• _Problem to work on_: All records must be quoted exactly. Omit the pictures.
Start of Data shown
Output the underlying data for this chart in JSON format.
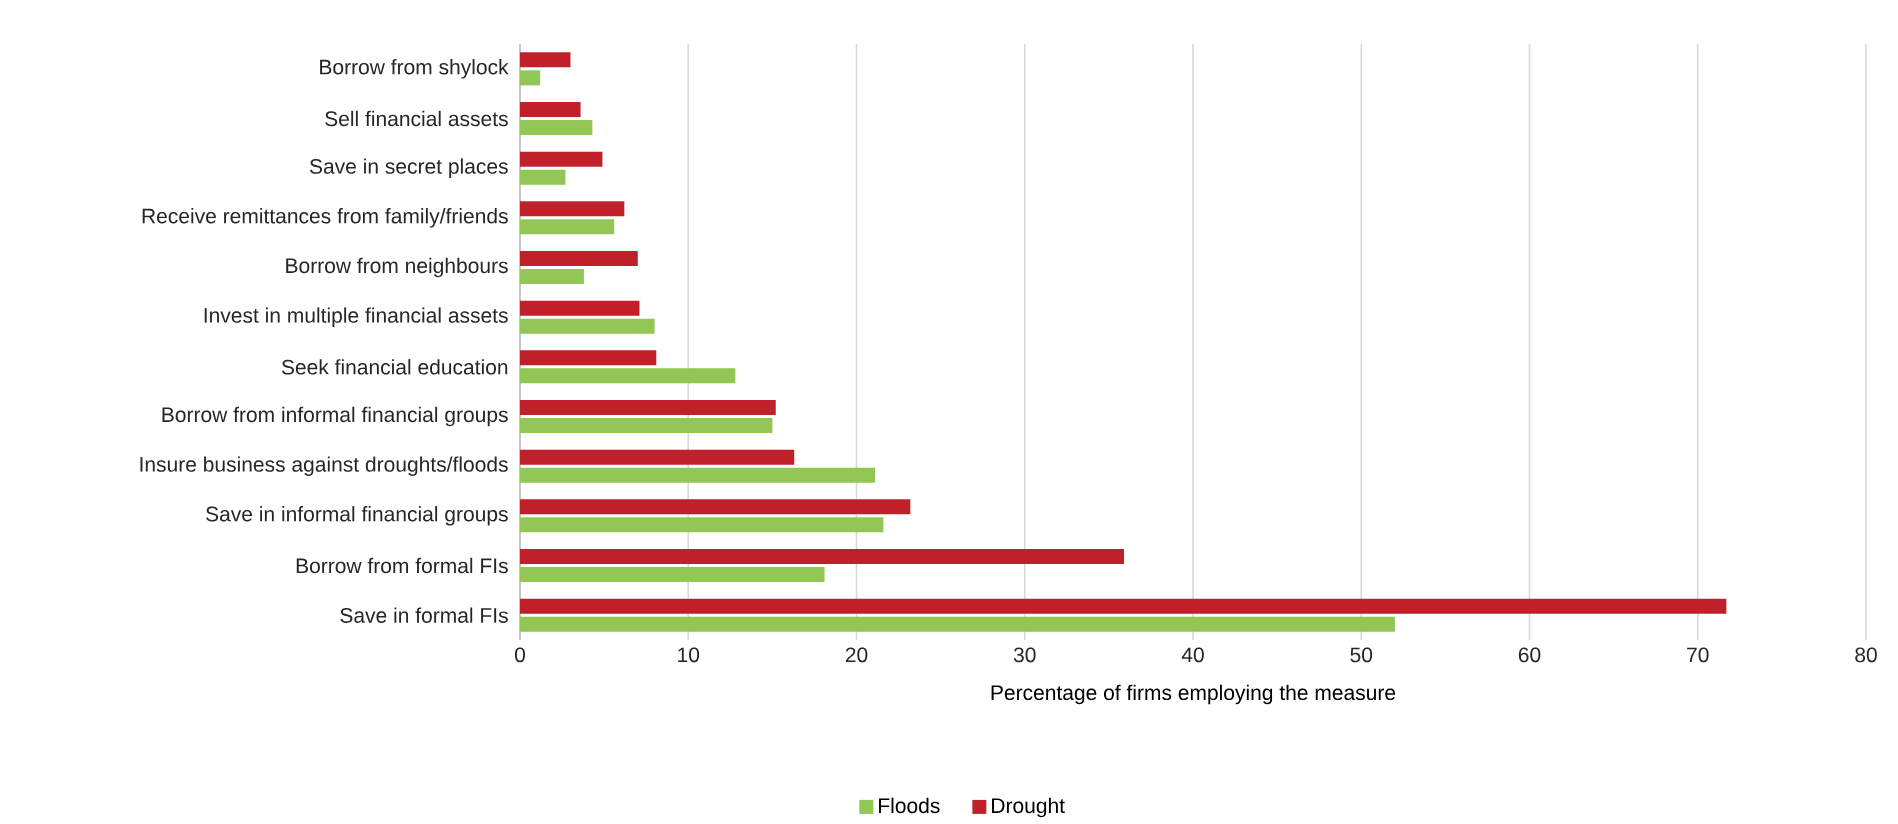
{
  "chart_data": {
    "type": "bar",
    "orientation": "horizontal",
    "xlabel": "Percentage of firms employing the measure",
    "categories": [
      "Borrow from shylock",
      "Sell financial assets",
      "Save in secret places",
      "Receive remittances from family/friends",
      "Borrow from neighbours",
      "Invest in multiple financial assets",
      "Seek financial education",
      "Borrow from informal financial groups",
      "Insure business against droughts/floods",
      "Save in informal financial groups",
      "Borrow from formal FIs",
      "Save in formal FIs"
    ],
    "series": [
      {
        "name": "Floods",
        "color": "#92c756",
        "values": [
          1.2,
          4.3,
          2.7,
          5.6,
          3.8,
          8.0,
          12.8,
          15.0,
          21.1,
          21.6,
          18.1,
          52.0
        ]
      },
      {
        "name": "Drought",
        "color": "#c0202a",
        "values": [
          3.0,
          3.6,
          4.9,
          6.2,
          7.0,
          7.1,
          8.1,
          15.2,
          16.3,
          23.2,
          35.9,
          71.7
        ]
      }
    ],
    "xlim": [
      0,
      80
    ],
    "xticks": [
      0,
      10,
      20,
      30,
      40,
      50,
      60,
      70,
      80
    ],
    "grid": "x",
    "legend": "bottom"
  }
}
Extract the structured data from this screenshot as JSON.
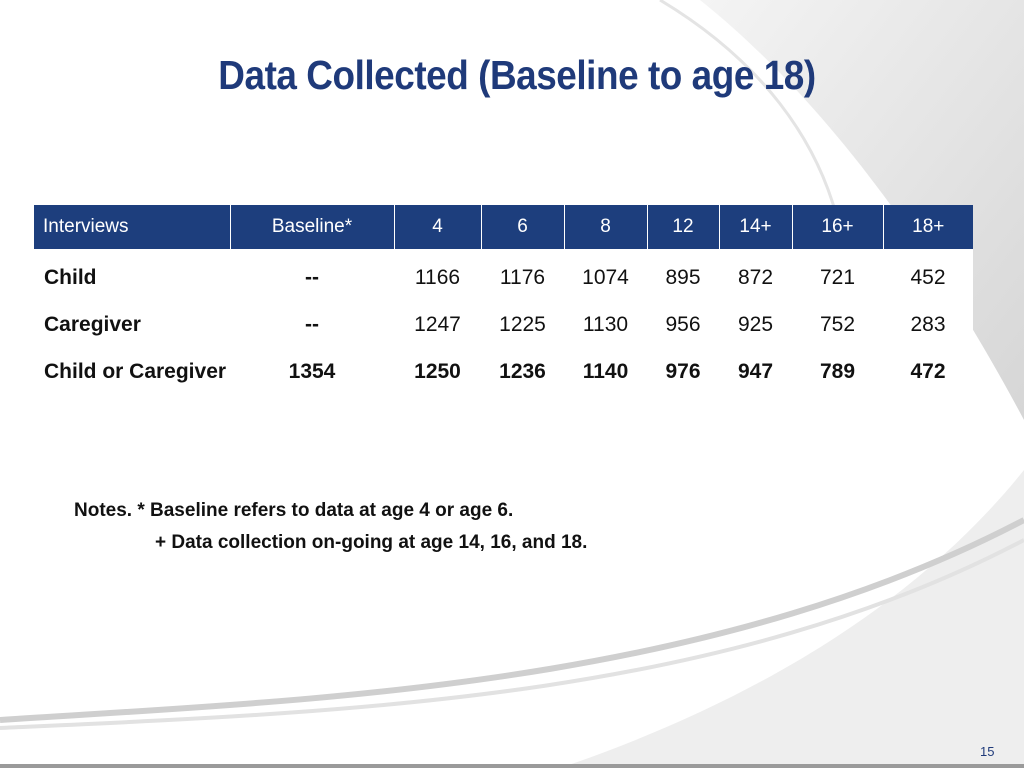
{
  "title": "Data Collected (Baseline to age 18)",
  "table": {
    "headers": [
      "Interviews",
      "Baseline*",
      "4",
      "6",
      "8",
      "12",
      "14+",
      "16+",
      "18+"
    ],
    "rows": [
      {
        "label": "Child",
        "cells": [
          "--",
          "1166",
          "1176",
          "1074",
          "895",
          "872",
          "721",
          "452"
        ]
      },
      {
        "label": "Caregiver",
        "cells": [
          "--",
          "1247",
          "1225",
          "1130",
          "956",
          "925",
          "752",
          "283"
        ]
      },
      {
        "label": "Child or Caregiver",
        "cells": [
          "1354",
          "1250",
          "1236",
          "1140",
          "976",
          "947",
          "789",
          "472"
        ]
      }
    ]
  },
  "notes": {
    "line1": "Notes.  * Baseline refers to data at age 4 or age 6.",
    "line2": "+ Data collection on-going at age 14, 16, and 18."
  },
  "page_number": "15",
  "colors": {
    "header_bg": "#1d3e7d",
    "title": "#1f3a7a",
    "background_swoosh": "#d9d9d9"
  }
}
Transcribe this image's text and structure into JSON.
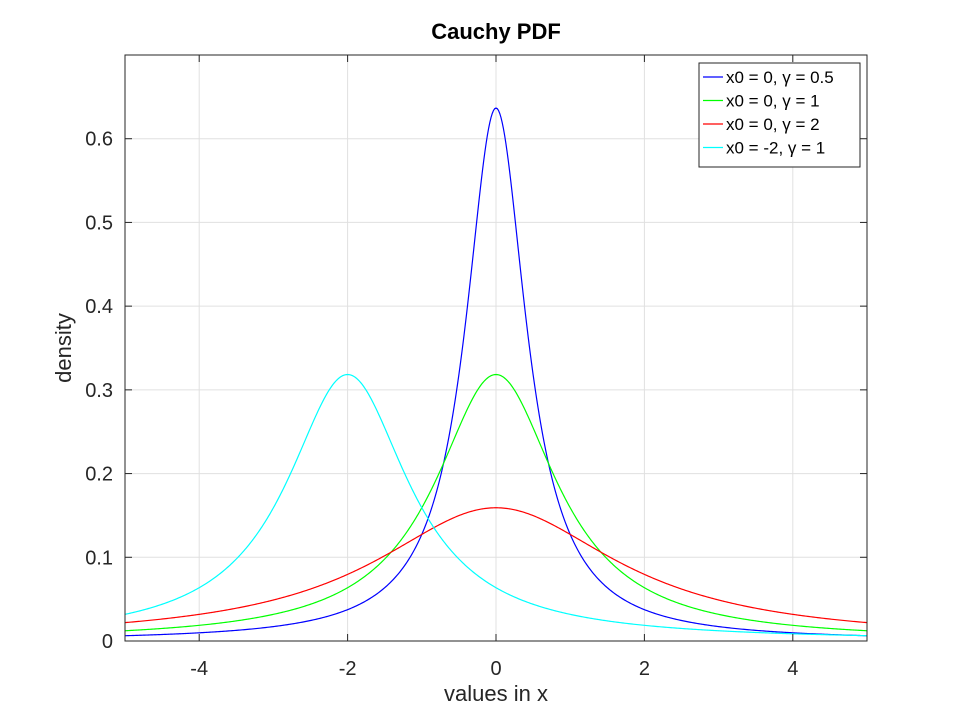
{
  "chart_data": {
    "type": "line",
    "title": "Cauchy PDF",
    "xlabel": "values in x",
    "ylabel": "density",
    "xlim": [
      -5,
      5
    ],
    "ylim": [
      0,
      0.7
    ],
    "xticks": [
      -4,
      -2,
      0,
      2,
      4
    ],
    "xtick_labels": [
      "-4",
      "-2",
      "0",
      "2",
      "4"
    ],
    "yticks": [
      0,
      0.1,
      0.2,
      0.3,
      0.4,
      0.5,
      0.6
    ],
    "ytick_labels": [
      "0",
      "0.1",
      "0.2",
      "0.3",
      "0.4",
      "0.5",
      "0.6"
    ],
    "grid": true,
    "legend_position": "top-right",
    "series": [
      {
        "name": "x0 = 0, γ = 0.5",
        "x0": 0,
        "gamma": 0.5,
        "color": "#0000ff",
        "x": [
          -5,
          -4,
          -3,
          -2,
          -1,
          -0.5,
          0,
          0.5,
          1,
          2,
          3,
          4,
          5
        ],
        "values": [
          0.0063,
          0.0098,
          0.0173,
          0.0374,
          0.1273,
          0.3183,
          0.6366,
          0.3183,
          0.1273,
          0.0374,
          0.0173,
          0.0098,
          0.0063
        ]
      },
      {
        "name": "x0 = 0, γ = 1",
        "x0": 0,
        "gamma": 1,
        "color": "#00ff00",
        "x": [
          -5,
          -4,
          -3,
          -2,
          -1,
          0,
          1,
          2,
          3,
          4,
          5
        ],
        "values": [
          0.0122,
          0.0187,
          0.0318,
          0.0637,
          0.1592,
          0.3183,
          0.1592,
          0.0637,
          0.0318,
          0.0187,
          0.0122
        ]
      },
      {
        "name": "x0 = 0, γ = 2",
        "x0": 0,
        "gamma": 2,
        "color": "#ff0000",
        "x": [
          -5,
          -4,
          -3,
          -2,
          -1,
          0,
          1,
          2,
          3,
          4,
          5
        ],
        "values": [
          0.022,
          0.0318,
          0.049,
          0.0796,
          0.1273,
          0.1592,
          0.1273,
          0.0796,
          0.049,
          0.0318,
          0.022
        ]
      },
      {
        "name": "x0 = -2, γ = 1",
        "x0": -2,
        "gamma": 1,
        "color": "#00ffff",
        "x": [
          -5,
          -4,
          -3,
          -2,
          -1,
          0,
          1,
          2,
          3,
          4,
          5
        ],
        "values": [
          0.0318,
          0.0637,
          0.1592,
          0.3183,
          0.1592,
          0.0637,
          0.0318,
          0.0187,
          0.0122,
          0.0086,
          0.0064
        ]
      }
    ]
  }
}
End of Data shown
• _Exercise answer_:
Output the underlying data for this chart in JSON format.
{
  "chart_data": {
    "type": "bar",
    "orientation": "horizontal",
    "xlabel": "Percentage of firms employing the measure",
    "categories": [
      "Borrow from shylock",
      "Sell financial assets",
      "Save in secret places",
      "Receive remittances from family/friends",
      "Borrow from neighbours",
      "Invest in multiple financial assets",
      "Seek financial education",
      "Borrow from informal financial groups",
      "Insure business against droughts/floods",
      "Save in informal financial groups",
      "Borrow from formal FIs",
      "Save in formal FIs"
    ],
    "series": [
      {
        "name": "Floods",
        "color": "#92c756",
        "values": [
          1.2,
          4.3,
          2.7,
          5.6,
          3.8,
          8.0,
          12.8,
          15.0,
          21.1,
          21.6,
          18.1,
          52.0
        ]
      },
      {
        "name": "Drought",
        "color": "#c0202a",
        "values": [
          3.0,
          3.6,
          4.9,
          6.2,
          7.0,
          7.1,
          8.1,
          15.2,
          16.3,
          23.2,
          35.9,
          71.7
        ]
      }
    ],
    "xlim": [
      0,
      80
    ],
    "xticks": [
      0,
      10,
      20,
      30,
      40,
      50,
      60,
      70,
      80
    ],
    "grid": "x",
    "legend": "bottom"
  }
}
Extract the structured data from this screenshot as JSON.
{
  "title": "Data Collected (Baseline to age 18)",
  "table": {
    "headers": [
      "Interviews",
      "Baseline*",
      "4",
      "6",
      "8",
      "12",
      "14+",
      "16+",
      "18+"
    ],
    "rows": [
      {
        "label": "Child",
        "cells": [
          "--",
          "1166",
          "1176",
          "1074",
          "895",
          "872",
          "721",
          "452"
        ]
      },
      {
        "label": "Caregiver",
        "cells": [
          "--",
          "1247",
          "1225",
          "1130",
          "956",
          "925",
          "752",
          "283"
        ]
      },
      {
        "label": "Child or Caregiver",
        "cells": [
          "1354",
          "1250",
          "1236",
          "1140",
          "976",
          "947",
          "789",
          "472"
        ]
      }
    ]
  },
  "notes": {
    "line1": "Notes.  * Baseline refers to data at age 4 or age 6.",
    "line2": "+ Data collection on-going at age 14, 16, and 18."
  },
  "page_number": "15",
  "colors": {
    "header_bg": "#1d3e7d",
    "title": "#1f3a7a",
    "background_swoosh": "#d9d9d9"
  }
}
Transcribe this image's text and structure into JSON.
{
  "chart_data": {
    "type": "line",
    "title": "Cauchy PDF",
    "xlabel": "values in x",
    "ylabel": "density",
    "xlim": [
      -5,
      5
    ],
    "ylim": [
      0,
      0.7
    ],
    "xticks": [
      -4,
      -2,
      0,
      2,
      4
    ],
    "xtick_labels": [
      "-4",
      "-2",
      "0",
      "2",
      "4"
    ],
    "yticks": [
      0,
      0.1,
      0.2,
      0.3,
      0.4,
      0.5,
      0.6
    ],
    "ytick_labels": [
      "0",
      "0.1",
      "0.2",
      "0.3",
      "0.4",
      "0.5",
      "0.6"
    ],
    "grid": true,
    "legend_position": "top-right",
    "series": [
      {
        "name": "x0 = 0, γ = 0.5",
        "x0": 0,
        "gamma": 0.5,
        "color": "#0000ff",
        "x": [
          -5,
          -4,
          -3,
          -2,
          -1,
          -0.5,
          0,
          0.5,
          1,
          2,
          3,
          4,
          5
        ],
        "values": [
          0.0063,
          0.0098,
          0.0173,
          0.0374,
          0.1273,
          0.3183,
          0.6366,
          0.3183,
          0.1273,
          0.0374,
          0.0173,
          0.0098,
          0.0063
        ]
      },
      {
        "name": "x0 = 0, γ = 1",
        "x0": 0,
        "gamma": 1,
        "color": "#00ff00",
        "x": [
          -5,
          -4,
          -3,
          -2,
          -1,
          0,
          1,
          2,
          3,
          4,
          5
        ],
        "values": [
          0.0122,
          0.0187,
          0.0318,
          0.0637,
          0.1592,
          0.3183,
          0.1592,
          0.0637,
          0.0318,
          0.0187,
          0.0122
        ]
      },
      {
        "name": "x0 = 0, γ = 2",
        "x0": 0,
        "gamma": 2,
        "color": "#ff0000",
        "x": [
          -5,
          -4,
          -3,
          -2,
          -1,
          0,
          1,
          2,
          3,
          4,
          5
        ],
        "values": [
          0.022,
          0.0318,
          0.049,
          0.0796,
          0.1273,
          0.1592,
          0.1273,
          0.0796,
          0.049,
          0.0318,
          0.022
        ]
      },
      {
        "name": "x0 = -2, γ = 1",
        "x0": -2,
        "gamma": 1,
        "color": "#00ffff",
        "x": [
          -5,
          -4,
          -3,
          -2,
          -1,
          0,
          1,
          2,
          3,
          4,
          5
        ],
        "values": [
          0.0318,
          0.0637,
          0.1592,
          0.3183,
          0.1592,
          0.0637,
          0.0318,
          0.0187,
          0.0122,
          0.0086,
          0.0064
        ]
      }
    ]
  }
}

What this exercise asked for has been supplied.